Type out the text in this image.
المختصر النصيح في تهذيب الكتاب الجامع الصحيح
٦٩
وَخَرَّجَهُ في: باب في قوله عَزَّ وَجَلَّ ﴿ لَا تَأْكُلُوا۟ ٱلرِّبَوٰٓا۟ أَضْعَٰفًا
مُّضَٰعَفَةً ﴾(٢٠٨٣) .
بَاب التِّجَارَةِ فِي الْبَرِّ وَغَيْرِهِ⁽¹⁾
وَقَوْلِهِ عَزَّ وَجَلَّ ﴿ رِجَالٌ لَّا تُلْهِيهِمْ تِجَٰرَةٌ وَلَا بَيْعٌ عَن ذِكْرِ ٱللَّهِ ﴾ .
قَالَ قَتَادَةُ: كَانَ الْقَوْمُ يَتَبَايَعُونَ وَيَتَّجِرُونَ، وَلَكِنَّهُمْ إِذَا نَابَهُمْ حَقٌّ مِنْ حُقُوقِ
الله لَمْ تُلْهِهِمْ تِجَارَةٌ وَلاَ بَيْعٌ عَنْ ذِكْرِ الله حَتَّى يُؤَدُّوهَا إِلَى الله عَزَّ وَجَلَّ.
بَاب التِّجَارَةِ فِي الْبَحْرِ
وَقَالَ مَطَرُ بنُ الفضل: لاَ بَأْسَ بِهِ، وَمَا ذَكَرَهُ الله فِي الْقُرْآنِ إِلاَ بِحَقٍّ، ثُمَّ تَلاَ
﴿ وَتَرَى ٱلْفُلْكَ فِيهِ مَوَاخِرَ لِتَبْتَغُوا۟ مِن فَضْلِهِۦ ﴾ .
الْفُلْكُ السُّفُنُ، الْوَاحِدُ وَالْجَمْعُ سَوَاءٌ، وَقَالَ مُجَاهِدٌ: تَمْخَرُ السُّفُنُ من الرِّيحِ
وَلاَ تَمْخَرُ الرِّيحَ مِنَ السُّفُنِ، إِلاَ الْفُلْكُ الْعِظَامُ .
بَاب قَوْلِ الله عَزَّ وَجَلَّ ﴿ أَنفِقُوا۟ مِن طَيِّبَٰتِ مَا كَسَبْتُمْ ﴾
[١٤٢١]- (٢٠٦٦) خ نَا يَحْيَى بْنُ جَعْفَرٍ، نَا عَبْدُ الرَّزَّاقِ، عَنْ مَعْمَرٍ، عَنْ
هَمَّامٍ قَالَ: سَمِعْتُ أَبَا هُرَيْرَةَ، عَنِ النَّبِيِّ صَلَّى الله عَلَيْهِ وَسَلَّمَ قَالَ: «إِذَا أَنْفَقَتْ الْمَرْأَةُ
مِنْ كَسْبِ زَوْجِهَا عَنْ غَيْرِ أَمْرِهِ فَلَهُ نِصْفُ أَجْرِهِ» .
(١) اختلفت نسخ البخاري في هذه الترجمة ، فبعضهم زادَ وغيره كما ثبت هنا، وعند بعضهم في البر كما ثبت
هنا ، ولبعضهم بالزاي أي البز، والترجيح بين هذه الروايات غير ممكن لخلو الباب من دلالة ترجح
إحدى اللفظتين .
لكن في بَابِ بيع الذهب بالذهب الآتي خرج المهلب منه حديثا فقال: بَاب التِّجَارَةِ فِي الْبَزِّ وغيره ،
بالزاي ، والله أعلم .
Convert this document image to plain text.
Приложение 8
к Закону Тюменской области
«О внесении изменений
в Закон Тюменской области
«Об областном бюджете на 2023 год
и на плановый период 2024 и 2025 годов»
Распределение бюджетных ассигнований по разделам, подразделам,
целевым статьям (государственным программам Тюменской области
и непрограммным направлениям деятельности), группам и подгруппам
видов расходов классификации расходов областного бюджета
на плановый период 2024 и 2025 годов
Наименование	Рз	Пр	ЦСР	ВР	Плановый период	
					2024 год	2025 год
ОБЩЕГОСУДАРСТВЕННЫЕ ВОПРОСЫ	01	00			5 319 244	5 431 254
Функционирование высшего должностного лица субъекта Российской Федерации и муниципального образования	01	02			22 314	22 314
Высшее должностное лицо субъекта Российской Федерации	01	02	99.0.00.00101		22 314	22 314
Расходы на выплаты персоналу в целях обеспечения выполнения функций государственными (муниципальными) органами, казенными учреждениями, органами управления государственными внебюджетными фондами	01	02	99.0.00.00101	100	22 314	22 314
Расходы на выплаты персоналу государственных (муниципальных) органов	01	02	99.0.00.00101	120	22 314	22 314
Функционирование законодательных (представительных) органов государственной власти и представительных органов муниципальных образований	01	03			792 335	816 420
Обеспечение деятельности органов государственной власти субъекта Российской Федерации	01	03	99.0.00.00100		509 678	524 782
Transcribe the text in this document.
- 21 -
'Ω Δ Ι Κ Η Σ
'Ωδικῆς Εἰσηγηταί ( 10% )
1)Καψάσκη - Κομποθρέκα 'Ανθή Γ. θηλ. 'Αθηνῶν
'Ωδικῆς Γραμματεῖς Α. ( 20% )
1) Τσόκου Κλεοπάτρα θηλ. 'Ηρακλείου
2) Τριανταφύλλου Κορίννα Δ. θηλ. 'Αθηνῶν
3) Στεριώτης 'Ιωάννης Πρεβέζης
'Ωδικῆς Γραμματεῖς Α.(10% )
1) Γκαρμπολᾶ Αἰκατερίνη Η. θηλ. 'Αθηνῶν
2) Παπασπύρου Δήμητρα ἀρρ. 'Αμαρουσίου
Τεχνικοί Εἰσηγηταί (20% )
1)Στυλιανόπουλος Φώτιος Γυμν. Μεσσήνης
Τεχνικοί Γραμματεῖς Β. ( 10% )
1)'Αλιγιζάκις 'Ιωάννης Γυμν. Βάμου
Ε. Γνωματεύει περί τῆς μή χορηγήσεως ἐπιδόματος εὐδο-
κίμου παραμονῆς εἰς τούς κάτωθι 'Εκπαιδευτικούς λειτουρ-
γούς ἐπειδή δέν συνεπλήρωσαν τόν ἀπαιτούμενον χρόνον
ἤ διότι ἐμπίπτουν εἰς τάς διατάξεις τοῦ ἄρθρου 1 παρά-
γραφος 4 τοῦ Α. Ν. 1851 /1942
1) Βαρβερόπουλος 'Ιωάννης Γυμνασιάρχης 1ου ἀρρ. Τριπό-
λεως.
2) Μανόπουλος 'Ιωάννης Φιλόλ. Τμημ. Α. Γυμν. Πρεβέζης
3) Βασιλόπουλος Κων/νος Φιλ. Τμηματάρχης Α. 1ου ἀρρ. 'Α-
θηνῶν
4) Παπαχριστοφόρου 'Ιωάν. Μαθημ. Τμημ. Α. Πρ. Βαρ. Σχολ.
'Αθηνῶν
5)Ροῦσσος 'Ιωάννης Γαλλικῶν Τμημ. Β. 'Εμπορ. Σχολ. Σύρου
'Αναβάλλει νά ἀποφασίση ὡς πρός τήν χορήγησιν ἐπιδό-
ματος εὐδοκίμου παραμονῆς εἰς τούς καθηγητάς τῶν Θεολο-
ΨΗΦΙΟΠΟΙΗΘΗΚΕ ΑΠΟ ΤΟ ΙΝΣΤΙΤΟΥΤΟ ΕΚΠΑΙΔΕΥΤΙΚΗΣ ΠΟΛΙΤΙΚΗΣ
============
■ What to produce
Copy every line exactly. Leave nothing out.

■ Answer to the problem
Type out the text in this image.
المختصر النصيح في تهذيب الكتاب الجامع الصحيح
٦٩
وَخَرَّجَهُ في: باب في قوله عَزَّ وَجَلَّ ﴿ لَا تَأْكُلُوا۟ ٱلرِّبَوٰٓا۟ أَضْعَٰفًا
مُّضَٰعَفَةً ﴾(٢٠٨٣) .
بَاب التِّجَارَةِ فِي الْبَرِّ وَغَيْرِهِ⁽¹⁾
وَقَوْلِهِ عَزَّ وَجَلَّ ﴿ رِجَالٌ لَّا تُلْهِيهِمْ تِجَٰرَةٌ وَلَا بَيْعٌ عَن ذِكْرِ ٱللَّهِ ﴾ .
قَالَ قَتَادَةُ: كَانَ الْقَوْمُ يَتَبَايَعُونَ وَيَتَّجِرُونَ، وَلَكِنَّهُمْ إِذَا نَابَهُمْ حَقٌّ مِنْ حُقُوقِ
الله لَمْ تُلْهِهِمْ تِجَارَةٌ وَلاَ بَيْعٌ عَنْ ذِكْرِ الله حَتَّى يُؤَدُّوهَا إِلَى الله عَزَّ وَجَلَّ.
بَاب التِّجَارَةِ فِي الْبَحْرِ
وَقَالَ مَطَرُ بنُ الفضل: لاَ بَأْسَ بِهِ، وَمَا ذَكَرَهُ الله فِي الْقُرْآنِ إِلاَ بِحَقٍّ، ثُمَّ تَلاَ
﴿ وَتَرَى ٱلْفُلْكَ فِيهِ مَوَاخِرَ لِتَبْتَغُوا۟ مِن فَضْلِهِۦ ﴾ .
الْفُلْكُ السُّفُنُ، الْوَاحِدُ وَالْجَمْعُ سَوَاءٌ، وَقَالَ مُجَاهِدٌ: تَمْخَرُ السُّفُنُ من الرِّيحِ
وَلاَ تَمْخَرُ الرِّيحَ مِنَ السُّفُنِ، إِلاَ الْفُلْكُ الْعِظَامُ .
بَاب قَوْلِ الله عَزَّ وَجَلَّ ﴿ أَنفِقُوا۟ مِن طَيِّبَٰتِ مَا كَسَبْتُمْ ﴾
[١٤٢١]- (٢٠٦٦) خ نَا يَحْيَى بْنُ جَعْفَرٍ، نَا عَبْدُ الرَّزَّاقِ، عَنْ مَعْمَرٍ، عَنْ
هَمَّامٍ قَالَ: سَمِعْتُ أَبَا هُرَيْرَةَ، عَنِ النَّبِيِّ صَلَّى الله عَلَيْهِ وَسَلَّمَ قَالَ: «إِذَا أَنْفَقَتْ الْمَرْأَةُ
مِنْ كَسْبِ زَوْجِهَا عَنْ غَيْرِ أَمْرِهِ فَلَهُ نِصْفُ أَجْرِهِ» .
(١) اختلفت نسخ البخاري في هذه الترجمة ، فبعضهم زادَ وغيره كما ثبت هنا، وعند بعضهم في البر كما ثبت
هنا ، ولبعضهم بالزاي أي البز، والترجيح بين هذه الروايات غير ممكن لخلو الباب من دلالة ترجح
إحدى اللفظتين .
لكن في بَابِ بيع الذهب بالذهب الآتي خرج المهلب منه حديثا فقال: بَاب التِّجَارَةِ فِي الْبَزِّ وغيره ،
بالزاي ، والله أعلم .
Convert this document image to plain text.
Приложение 8
к Закону Тюменской области
«О внесении изменений
в Закон Тюменской области
«Об областном бюджете на 2023 год
и на плановый период 2024 и 2025 годов»
Распределение бюджетных ассигнований по разделам, подразделам,
целевым статьям (государственным программам Тюменской области
и непрограммным направлениям деятельности), группам и подгруппам
видов расходов классификации расходов областного бюджета
на плановый период 2024 и 2025 годов
Наименование	Рз	Пр	ЦСР	ВР	Плановый период	
					2024 год	2025 год
ОБЩЕГОСУДАРСТВЕННЫЕ ВОПРОСЫ	01	00			5 319 244	5 431 254
Функционирование высшего должностного лица субъекта Российской Федерации и муниципального образования	01	02			22 314	22 314
Высшее должностное лицо субъекта Российской Федерации	01	02	99.0.00.00101		22 314	22 314
Расходы на выплаты персоналу в целях обеспечения выполнения функций государственными (муниципальными) органами, казенными учреждениями, органами управления государственными внебюджетными фондами	01	02	99.0.00.00101	100	22 314	22 314
Расходы на выплаты персоналу государственных (муниципальных) органов	01	02	99.0.00.00101	120	22 314	22 314
Функционирование законодательных (представительных) органов государственной власти и представительных органов муниципальных образований	01	03			792 335	816 420
Обеспечение деятельности органов государственной власти субъекта Российской Федерации	01	03	99.0.00.00100		509 678	524 782
Transcribe the text in this document.
- 21 -
'Ω Δ Ι Κ Η Σ
'Ωδικῆς Εἰσηγηταί ( 10% )
1)Καψάσκη - Κομποθρέκα 'Ανθή Γ. θηλ. 'Αθηνῶν
'Ωδικῆς Γραμματεῖς Α. ( 20% )
1) Τσόκου Κλεοπάτρα θηλ. 'Ηρακλείου
2) Τριανταφύλλου Κορίννα Δ. θηλ. 'Αθηνῶν
3) Στεριώτης 'Ιωάννης Πρεβέζης
'Ωδικῆς Γραμματεῖς Α.(10% )
1) Γκαρμπολᾶ Αἰκατερίνη Η. θηλ. 'Αθηνῶν
2) Παπασπύρου Δήμητρα ἀρρ. 'Αμαρουσίου
Τεχνικοί Εἰσηγηταί (20% )
1)Στυλιανόπουλος Φώτιος Γυμν. Μεσσήνης
Τεχνικοί Γραμματεῖς Β. ( 10% )
1)'Αλιγιζάκις 'Ιωάννης Γυμν. Βάμου
Ε. Γνωματεύει περί τῆς μή χορηγήσεως ἐπιδόματος εὐδο-
κίμου παραμονῆς εἰς τούς κάτωθι 'Εκπαιδευτικούς λειτουρ-
γούς ἐπειδή δέν συνεπλήρωσαν τόν ἀπαιτούμενον χρόνον
ἤ διότι ἐμπίπτουν εἰς τάς διατάξεις τοῦ ἄρθρου 1 παρά-
γραφος 4 τοῦ Α. Ν. 1851 /1942
1) Βαρβερόπουλος 'Ιωάννης Γυμνασιάρχης 1ου ἀρρ. Τριπό-
λεως.
2) Μανόπουλος 'Ιωάννης Φιλόλ. Τμημ. Α. Γυμν. Πρεβέζης
3) Βασιλόπουλος Κων/νος Φιλ. Τμηματάρχης Α. 1ου ἀρρ. 'Α-
θηνῶν
4) Παπαχριστοφόρου 'Ιωάν. Μαθημ. Τμημ. Α. Πρ. Βαρ. Σχολ.
'Αθηνῶν
5)Ροῦσσος 'Ιωάννης Γαλλικῶν Τμημ. Β. 'Εμπορ. Σχολ. Σύρου
'Αναβάλλει νά ἀποφασίση ὡς πρός τήν χορήγησιν ἐπιδό-
ματος εὐδοκίμου παραμονῆς εἰς τούς καθηγητάς τῶν Θεολο-
ΨΗΦΙΟΠΟΙΗΘΗΚΕ ΑΠΟ ΤΟ ΙΝΣΤΙΤΟΥΤΟ ΕΚΠΑΙΔΕΥΤΙΚΗΣ ΠΟΛΙΤΙΚΗΣ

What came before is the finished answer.